### [TASK DETAILS]
Search the data for the string "this" and gather each line it is in.

[Data excerpts]
■ ■ ■ ■ ■

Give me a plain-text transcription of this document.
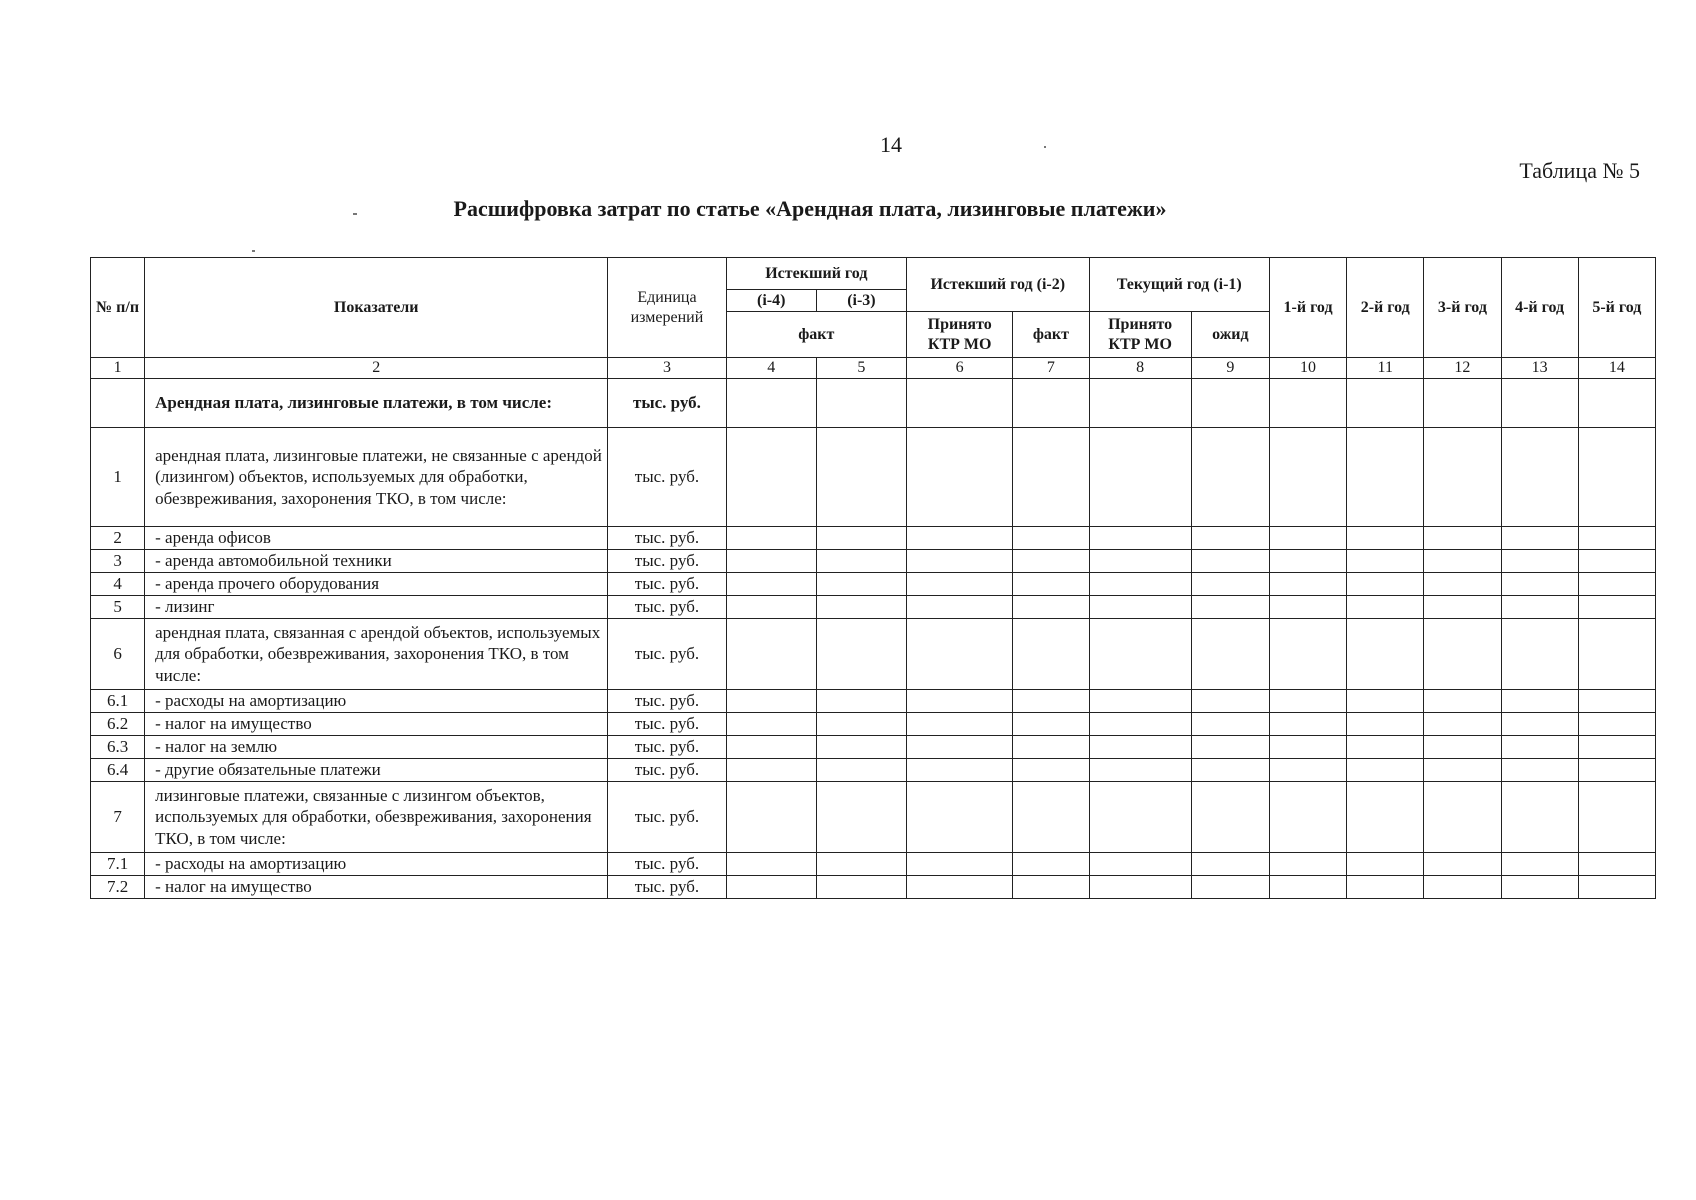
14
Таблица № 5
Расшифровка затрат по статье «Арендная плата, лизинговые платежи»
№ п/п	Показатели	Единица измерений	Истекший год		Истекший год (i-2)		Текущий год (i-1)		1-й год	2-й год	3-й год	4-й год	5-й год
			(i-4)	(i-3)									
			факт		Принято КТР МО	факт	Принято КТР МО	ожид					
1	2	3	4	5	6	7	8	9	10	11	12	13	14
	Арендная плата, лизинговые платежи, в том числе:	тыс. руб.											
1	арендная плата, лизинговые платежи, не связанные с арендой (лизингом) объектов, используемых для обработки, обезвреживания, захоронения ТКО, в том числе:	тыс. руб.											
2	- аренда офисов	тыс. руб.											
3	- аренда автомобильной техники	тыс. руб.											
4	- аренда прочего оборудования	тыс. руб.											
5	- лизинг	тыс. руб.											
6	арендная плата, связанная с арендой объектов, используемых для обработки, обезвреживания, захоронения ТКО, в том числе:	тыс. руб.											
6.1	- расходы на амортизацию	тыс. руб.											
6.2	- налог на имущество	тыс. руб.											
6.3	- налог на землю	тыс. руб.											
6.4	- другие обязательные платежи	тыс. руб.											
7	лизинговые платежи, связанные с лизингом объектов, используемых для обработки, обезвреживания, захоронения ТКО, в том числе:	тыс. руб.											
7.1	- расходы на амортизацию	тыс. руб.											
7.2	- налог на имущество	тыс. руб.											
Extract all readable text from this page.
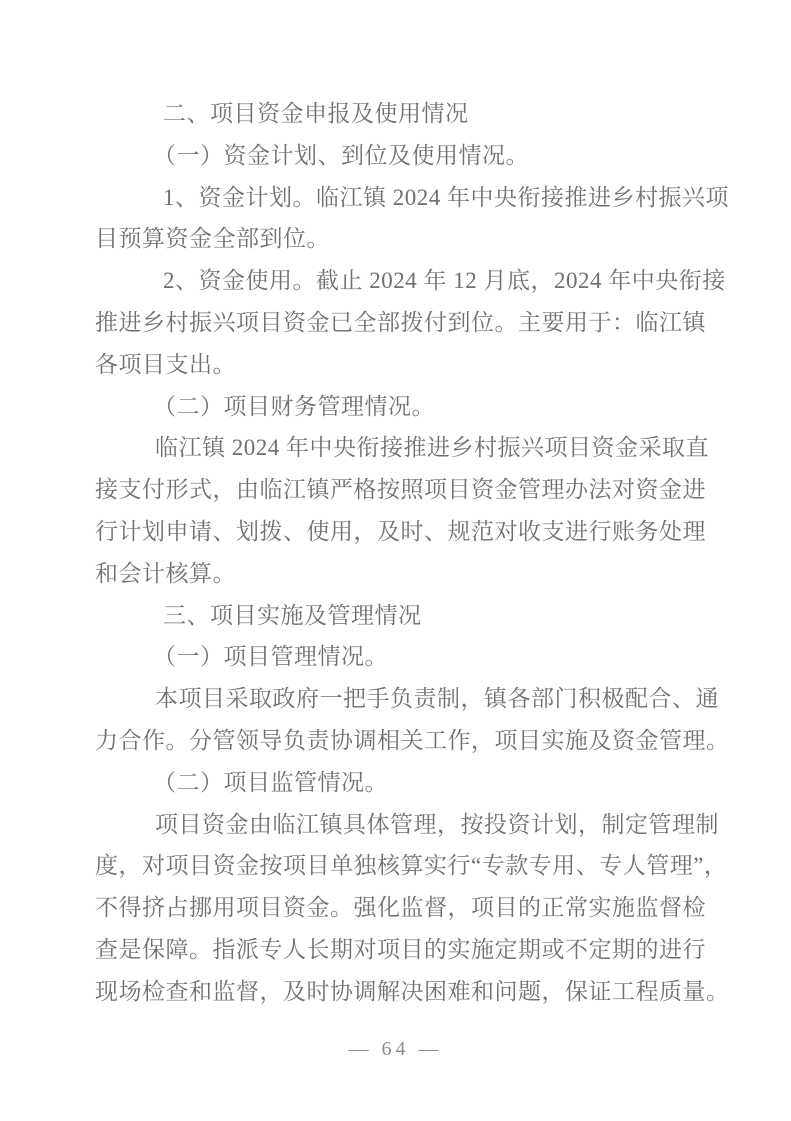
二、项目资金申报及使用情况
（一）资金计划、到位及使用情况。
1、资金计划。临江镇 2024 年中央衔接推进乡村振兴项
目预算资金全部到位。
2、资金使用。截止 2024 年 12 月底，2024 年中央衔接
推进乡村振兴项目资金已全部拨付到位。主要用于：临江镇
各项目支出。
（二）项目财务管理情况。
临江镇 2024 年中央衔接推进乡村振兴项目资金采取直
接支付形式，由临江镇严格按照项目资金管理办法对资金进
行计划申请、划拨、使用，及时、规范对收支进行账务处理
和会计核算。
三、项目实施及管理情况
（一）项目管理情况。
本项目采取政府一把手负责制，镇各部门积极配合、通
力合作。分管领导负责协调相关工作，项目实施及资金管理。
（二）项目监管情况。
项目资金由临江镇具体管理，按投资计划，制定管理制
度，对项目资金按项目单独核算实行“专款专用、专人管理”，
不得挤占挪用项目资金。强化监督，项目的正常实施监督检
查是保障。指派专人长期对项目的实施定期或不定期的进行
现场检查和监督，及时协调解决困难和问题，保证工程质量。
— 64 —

■ ■ ■ ■ ■

### [TASK ANSWER]
Give me a plain-text transcription of this document.
Extract all readable text from this page.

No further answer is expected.